** What to work on **
Write the data below out exactly as it stands. Do not include the pictures.

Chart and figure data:
* start *
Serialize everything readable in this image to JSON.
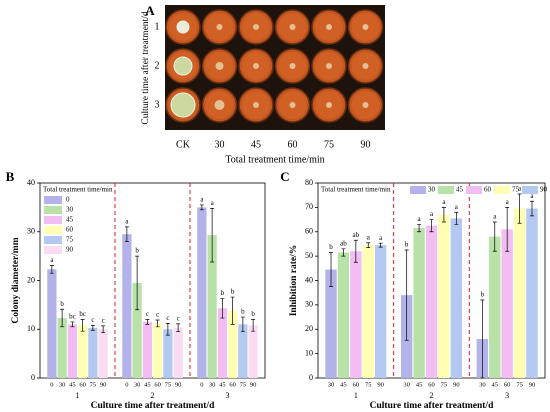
{
  "panel_a": {
    "label": "A",
    "row_labels": [
      "1",
      "2",
      "3"
    ],
    "col_labels": [
      "CK",
      "30",
      "45",
      "60",
      "75",
      "90"
    ],
    "ylabel": "Culture time after treatment/d",
    "xlabel": "Total treatment time/min"
  },
  "chart_data": [
    {
      "type": "bar",
      "panel": "B",
      "ylabel": "Colony diameter/mm",
      "xlabel": "Culture time after treatment/d",
      "legend_title": "Total treatment time/min",
      "legend": "upper left",
      "categories": [
        "1",
        "2",
        "3"
      ],
      "ylim": [
        0,
        40
      ],
      "yticks": [
        0,
        10,
        20,
        30,
        40
      ],
      "series": [
        {
          "name": "0",
          "color": "#b3b3ea",
          "values": [
            22.3,
            29.5,
            35
          ],
          "errors": [
            0.8,
            1.5,
            0.5
          ],
          "labels": [
            "a",
            "a",
            "a"
          ]
        },
        {
          "name": "30",
          "color": "#b9e2a9",
          "values": [
            12.3,
            19.5,
            29.3
          ],
          "errors": [
            1.8,
            5.5,
            5.5
          ],
          "labels": [
            "b",
            "b",
            "a"
          ]
        },
        {
          "name": "45",
          "color": "#f2bdf2",
          "values": [
            11,
            11.5,
            14.3
          ],
          "errors": [
            0.5,
            0.5,
            2
          ],
          "labels": [
            "bc",
            "c",
            "b"
          ]
        },
        {
          "name": "60",
          "color": "#ffffb3",
          "values": [
            10.8,
            11.2,
            13.8
          ],
          "errors": [
            1.2,
            0.7,
            2.8
          ],
          "labels": [
            "bc",
            "c",
            "b"
          ]
        },
        {
          "name": "75",
          "color": "#b3c9f2",
          "values": [
            10.3,
            10,
            11
          ],
          "errors": [
            0.5,
            1.2,
            1.5
          ],
          "labels": [
            "c",
            "c",
            "b"
          ]
        },
        {
          "name": "90",
          "color": "#f9dcf2",
          "values": [
            10,
            10.3,
            10.8
          ],
          "errors": [
            0.7,
            0.8,
            1.2
          ],
          "labels": [
            "c",
            "c",
            "b"
          ]
        }
      ]
    },
    {
      "type": "bar",
      "panel": "C",
      "ylabel": "Inhibition rate/%",
      "xlabel": "Culture time after treatment/d",
      "legend_title": "Total treatment time/min",
      "legend": "upper row",
      "categories": [
        "1",
        "2",
        "3"
      ],
      "ylim": [
        0,
        80
      ],
      "yticks": [
        0,
        10,
        20,
        30,
        40,
        50,
        60,
        70,
        80
      ],
      "series": [
        {
          "name": "30",
          "color": "#b3b3ea",
          "values": [
            44.5,
            34,
            16
          ],
          "errors": [
            7,
            18.5,
            16
          ],
          "labels": [
            "b",
            "b",
            "b"
          ]
        },
        {
          "name": "45",
          "color": "#b9e2a9",
          "values": [
            51.5,
            61.5,
            58
          ],
          "errors": [
            1.5,
            1.5,
            6
          ],
          "labels": [
            "ab",
            "a",
            "a"
          ]
        },
        {
          "name": "60",
          "color": "#f2bdf2",
          "values": [
            52,
            62.5,
            61
          ],
          "errors": [
            4.5,
            2.5,
            9
          ],
          "labels": [
            "ab",
            "a",
            "a"
          ]
        },
        {
          "name": "75",
          "color": "#ffffb3",
          "values": [
            54.5,
            67,
            69.5
          ],
          "errors": [
            1,
            3,
            6
          ],
          "labels": [
            "a",
            "a",
            "a"
          ]
        },
        {
          "name": "90",
          "color": "#b3c9f2",
          "values": [
            54.5,
            65.5,
            69.5
          ],
          "errors": [
            0.8,
            2.5,
            3
          ],
          "labels": [
            "a",
            "a",
            "a"
          ]
        }
      ]
    }
  ]
}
* end *
** Written response **
Serialize everything readable in this image to JSON.
{
  "panel_a": {
    "label": "A",
    "row_labels": [
      "1",
      "2",
      "3"
    ],
    "col_labels": [
      "CK",
      "30",
      "45",
      "60",
      "75",
      "90"
    ],
    "ylabel": "Culture time after treatment/d",
    "xlabel": "Total treatment time/min"
  },
  "chart_data": [
    {
      "type": "bar",
      "panel": "B",
      "ylabel": "Colony diameter/mm",
      "xlabel": "Culture time after treatment/d",
      "legend_title": "Total treatment time/min",
      "legend": "upper left",
      "categories": [
        "1",
        "2",
        "3"
      ],
      "ylim": [
        0,
        40
      ],
      "yticks": [
        0,
        10,
        20,
        30,
        40
      ],
      "series": [
        {
          "name": "0",
          "color": "#b3b3ea",
          "values": [
            22.3,
            29.5,
            35
          ],
          "errors": [
            0.8,
            1.5,
            0.5
          ],
          "labels": [
            "a",
            "a",
            "a"
          ]
        },
        {
          "name": "30",
          "color": "#b9e2a9",
          "values": [
            12.3,
            19.5,
            29.3
          ],
          "errors": [
            1.8,
            5.5,
            5.5
          ],
          "labels": [
            "b",
            "b",
            "a"
          ]
        },
        {
          "name": "45",
          "color": "#f2bdf2",
          "values": [
            11,
            11.5,
            14.3
          ],
          "errors": [
            0.5,
            0.5,
            2
          ],
          "labels": [
            "bc",
            "c",
            "b"
          ]
        },
        {
          "name": "60",
          "color": "#ffffb3",
          "values": [
            10.8,
            11.2,
            13.8
          ],
          "errors": [
            1.2,
            0.7,
            2.8
          ],
          "labels": [
            "bc",
            "c",
            "b"
          ]
        },
        {
          "name": "75",
          "color": "#b3c9f2",
          "values": [
            10.3,
            10,
            11
          ],
          "errors": [
            0.5,
            1.2,
            1.5
          ],
          "labels": [
            "c",
            "c",
            "b"
          ]
        },
        {
          "name": "90",
          "color": "#f9dcf2",
          "values": [
            10,
            10.3,
            10.8
          ],
          "errors": [
            0.7,
            0.8,
            1.2
          ],
          "labels": [
            "c",
            "c",
            "b"
          ]
        }
      ]
    },
    {
      "type": "bar",
      "panel": "C",
      "ylabel": "Inhibition rate/%",
      "xlabel": "Culture time after treatment/d",
      "legend_title": "Total treatment time/min",
      "legend": "upper row",
      "categories": [
        "1",
        "2",
        "3"
      ],
      "ylim": [
        0,
        80
      ],
      "yticks": [
        0,
        10,
        20,
        30,
        40,
        50,
        60,
        70,
        80
      ],
      "series": [
        {
          "name": "30",
          "color": "#b3b3ea",
          "values": [
            44.5,
            34,
            16
          ],
          "errors": [
            7,
            18.5,
            16
          ],
          "labels": [
            "b",
            "b",
            "b"
          ]
        },
        {
          "name": "45",
          "color": "#b9e2a9",
          "values": [
            51.5,
            61.5,
            58
          ],
          "errors": [
            1.5,
            1.5,
            6
          ],
          "labels": [
            "ab",
            "a",
            "a"
          ]
        },
        {
          "name": "60",
          "color": "#f2bdf2",
          "values": [
            52,
            62.5,
            61
          ],
          "errors": [
            4.5,
            2.5,
            9
          ],
          "labels": [
            "ab",
            "a",
            "a"
          ]
        },
        {
          "name": "75",
          "color": "#ffffb3",
          "values": [
            54.5,
            67,
            69.5
          ],
          "errors": [
            1,
            3,
            6
          ],
          "labels": [
            "a",
            "a",
            "a"
          ]
        },
        {
          "name": "90",
          "color": "#b3c9f2",
          "values": [
            54.5,
            65.5,
            69.5
          ],
          "errors": [
            0.8,
            2.5,
            3
          ],
          "labels": [
            "a",
            "a",
            "a"
          ]
        }
      ]
    }
  ]
}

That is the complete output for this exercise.